**** RECORDS FOR PROCESSING ****

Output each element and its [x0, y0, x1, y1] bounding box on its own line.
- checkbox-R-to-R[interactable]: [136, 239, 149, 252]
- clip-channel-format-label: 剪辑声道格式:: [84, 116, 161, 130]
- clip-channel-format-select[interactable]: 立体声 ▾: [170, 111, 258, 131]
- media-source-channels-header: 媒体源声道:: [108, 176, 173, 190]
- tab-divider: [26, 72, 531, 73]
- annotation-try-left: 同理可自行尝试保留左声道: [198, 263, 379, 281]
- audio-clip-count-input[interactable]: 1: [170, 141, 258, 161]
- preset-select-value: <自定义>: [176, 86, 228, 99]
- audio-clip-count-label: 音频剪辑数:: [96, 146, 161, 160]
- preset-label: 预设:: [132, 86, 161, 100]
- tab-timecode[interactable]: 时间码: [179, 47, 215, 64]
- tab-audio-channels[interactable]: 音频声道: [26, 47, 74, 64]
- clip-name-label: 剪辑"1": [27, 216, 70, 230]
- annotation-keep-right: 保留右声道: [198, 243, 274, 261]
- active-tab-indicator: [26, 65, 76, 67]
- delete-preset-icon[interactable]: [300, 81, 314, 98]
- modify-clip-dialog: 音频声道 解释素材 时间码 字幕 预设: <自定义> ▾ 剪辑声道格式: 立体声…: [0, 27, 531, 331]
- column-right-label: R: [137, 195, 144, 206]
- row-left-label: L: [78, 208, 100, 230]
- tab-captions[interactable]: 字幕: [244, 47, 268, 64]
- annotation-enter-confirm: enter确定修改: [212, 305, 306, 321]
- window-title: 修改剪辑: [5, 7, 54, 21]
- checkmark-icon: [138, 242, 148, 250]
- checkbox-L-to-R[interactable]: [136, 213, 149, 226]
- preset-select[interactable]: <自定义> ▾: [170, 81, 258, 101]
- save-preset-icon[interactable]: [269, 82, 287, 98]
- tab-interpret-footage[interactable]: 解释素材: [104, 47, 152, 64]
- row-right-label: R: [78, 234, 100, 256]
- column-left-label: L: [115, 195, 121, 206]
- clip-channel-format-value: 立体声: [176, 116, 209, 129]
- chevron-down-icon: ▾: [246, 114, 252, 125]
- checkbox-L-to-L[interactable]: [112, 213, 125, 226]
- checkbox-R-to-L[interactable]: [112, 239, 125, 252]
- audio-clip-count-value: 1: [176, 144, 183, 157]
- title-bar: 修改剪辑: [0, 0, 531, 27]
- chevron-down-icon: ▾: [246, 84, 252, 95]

****

Reproduce every line of the records above word for word.

Output each element and its [x0, y0, x1, y1] bounding box on its own line.
- checkbox-R-to-R[interactable]: [136, 239, 149, 252]
- clip-channel-format-label: 剪辑声道格式:: [84, 116, 161, 130]
- clip-channel-format-select[interactable]: 立体声 ▾: [170, 111, 258, 131]
- media-source-channels-header: 媒体源声道:: [108, 176, 173, 190]
- tab-divider: [26, 72, 531, 73]
- annotation-try-left: 同理可自行尝试保留左声道: [198, 263, 379, 281]
- audio-clip-count-input[interactable]: 1: [170, 141, 258, 161]
- preset-select-value: <自定义>: [176, 86, 228, 99]
- audio-clip-count-label: 音频剪辑数:: [96, 146, 161, 160]
- preset-label: 预设:: [132, 86, 161, 100]
- tab-timecode[interactable]: 时间码: [179, 47, 215, 64]
- tab-audio-channels[interactable]: 音频声道: [26, 47, 74, 64]
- clip-name-label: 剪辑"1": [27, 216, 70, 230]
- annotation-keep-right: 保留右声道: [198, 243, 274, 261]
- active-tab-indicator: [26, 65, 76, 67]
- delete-preset-icon[interactable]: [300, 81, 314, 98]
- modify-clip-dialog: 音频声道 解释素材 时间码 字幕 预设: <自定义> ▾ 剪辑声道格式: 立体声…: [0, 27, 531, 331]
- column-right-label: R: [137, 195, 144, 206]
- row-left-label: L: [78, 208, 100, 230]
- tab-captions[interactable]: 字幕: [244, 47, 268, 64]
- annotation-enter-confirm: enter确定修改: [212, 305, 306, 321]
- window-title: 修改剪辑: [5, 7, 54, 21]
- checkmark-icon: [138, 242, 148, 250]
- checkbox-L-to-R[interactable]: [136, 213, 149, 226]
- preset-select[interactable]: <自定义> ▾: [170, 81, 258, 101]
- save-preset-icon[interactable]: [269, 82, 287, 98]
- tab-interpret-footage[interactable]: 解释素材: [104, 47, 152, 64]
- row-right-label: R: [78, 234, 100, 256]
- column-left-label: L: [115, 195, 121, 206]
- clip-channel-format-value: 立体声: [176, 116, 209, 129]
- chevron-down-icon: ▾: [246, 114, 252, 125]
- checkbox-L-to-L[interactable]: [112, 213, 125, 226]
- checkbox-R-to-L[interactable]: [112, 239, 125, 252]
- audio-clip-count-value: 1: [176, 144, 183, 157]
- title-bar: 修改剪辑: [0, 0, 531, 27]
- chevron-down-icon: ▾: [246, 84, 252, 95]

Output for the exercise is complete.